GOAL OF THE EXERCISE: The data must be returned in full and exactly as given.

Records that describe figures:
>> start

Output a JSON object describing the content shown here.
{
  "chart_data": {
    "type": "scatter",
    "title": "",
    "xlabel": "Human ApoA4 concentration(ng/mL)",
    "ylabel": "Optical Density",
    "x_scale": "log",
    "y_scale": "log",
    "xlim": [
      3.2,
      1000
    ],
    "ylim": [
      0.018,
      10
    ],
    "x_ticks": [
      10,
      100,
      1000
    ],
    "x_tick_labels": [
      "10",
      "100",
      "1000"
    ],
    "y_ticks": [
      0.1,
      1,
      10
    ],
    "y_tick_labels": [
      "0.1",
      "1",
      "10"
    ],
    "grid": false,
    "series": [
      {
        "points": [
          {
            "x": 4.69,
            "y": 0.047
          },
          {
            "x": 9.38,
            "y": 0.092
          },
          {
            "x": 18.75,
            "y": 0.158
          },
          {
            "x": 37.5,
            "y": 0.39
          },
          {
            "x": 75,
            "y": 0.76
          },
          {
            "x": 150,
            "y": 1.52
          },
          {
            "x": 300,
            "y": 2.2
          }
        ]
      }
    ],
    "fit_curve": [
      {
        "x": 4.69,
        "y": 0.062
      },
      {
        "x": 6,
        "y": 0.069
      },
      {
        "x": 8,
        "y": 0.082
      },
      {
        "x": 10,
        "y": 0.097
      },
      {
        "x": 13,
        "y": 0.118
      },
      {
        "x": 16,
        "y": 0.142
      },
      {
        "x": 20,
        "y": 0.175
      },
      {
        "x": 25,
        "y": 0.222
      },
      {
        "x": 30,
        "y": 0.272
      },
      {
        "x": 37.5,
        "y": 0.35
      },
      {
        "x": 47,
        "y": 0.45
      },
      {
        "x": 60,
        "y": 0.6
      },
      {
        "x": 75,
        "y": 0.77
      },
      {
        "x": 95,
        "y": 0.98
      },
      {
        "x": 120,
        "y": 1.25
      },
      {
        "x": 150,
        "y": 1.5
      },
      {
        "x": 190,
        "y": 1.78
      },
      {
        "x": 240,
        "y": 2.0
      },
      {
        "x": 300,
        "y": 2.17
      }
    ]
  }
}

>> end

SOLUTION TO THIS TASK:
Output a JSON object describing the content shown here.
{
  "chart_data": {
    "type": "scatter",
    "title": "",
    "xlabel": "Human ApoA4 concentration(ng/mL)",
    "ylabel": "Optical Density",
    "x_scale": "log",
    "y_scale": "log",
    "xlim": [
      3.2,
      1000
    ],
    "ylim": [
      0.018,
      10
    ],
    "x_ticks": [
      10,
      100,
      1000
    ],
    "x_tick_labels": [
      "10",
      "100",
      "1000"
    ],
    "y_ticks": [
      0.1,
      1,
      10
    ],
    "y_tick_labels": [
      "0.1",
      "1",
      "10"
    ],
    "grid": false,
    "series": [
      {
        "points": [
          {
            "x": 4.69,
            "y": 0.047
          },
          {
            "x": 9.38,
            "y": 0.092
          },
          {
            "x": 18.75,
            "y": 0.158
          },
          {
            "x": 37.5,
            "y": 0.39
          },
          {
            "x": 75,
            "y": 0.76
          },
          {
            "x": 150,
            "y": 1.52
          },
          {
            "x": 300,
            "y": 2.2
          }
        ]
      }
    ],
    "fit_curve": [
      {
        "x": 4.69,
        "y": 0.062
      },
      {
        "x": 6,
        "y": 0.069
      },
      {
        "x": 8,
        "y": 0.082
      },
      {
        "x": 10,
        "y": 0.097
      },
      {
        "x": 13,
        "y": 0.118
      },
      {
        "x": 16,
        "y": 0.142
      },
      {
        "x": 20,
        "y": 0.175
      },
      {
        "x": 25,
        "y": 0.222
      },
      {
        "x": 30,
        "y": 0.272
      },
      {
        "x": 37.5,
        "y": 0.35
      },
      {
        "x": 47,
        "y": 0.45
      },
      {
        "x": 60,
        "y": 0.6
      },
      {
        "x": 75,
        "y": 0.77
      },
      {
        "x": 95,
        "y": 0.98
      },
      {
        "x": 120,
        "y": 1.25
      },
      {
        "x": 150,
        "y": 1.5
      },
      {
        "x": 190,
        "y": 1.78
      },
      {
        "x": 240,
        "y": 2.0
      },
      {
        "x": 300,
        "y": 2.17
      }
    ]
  }
}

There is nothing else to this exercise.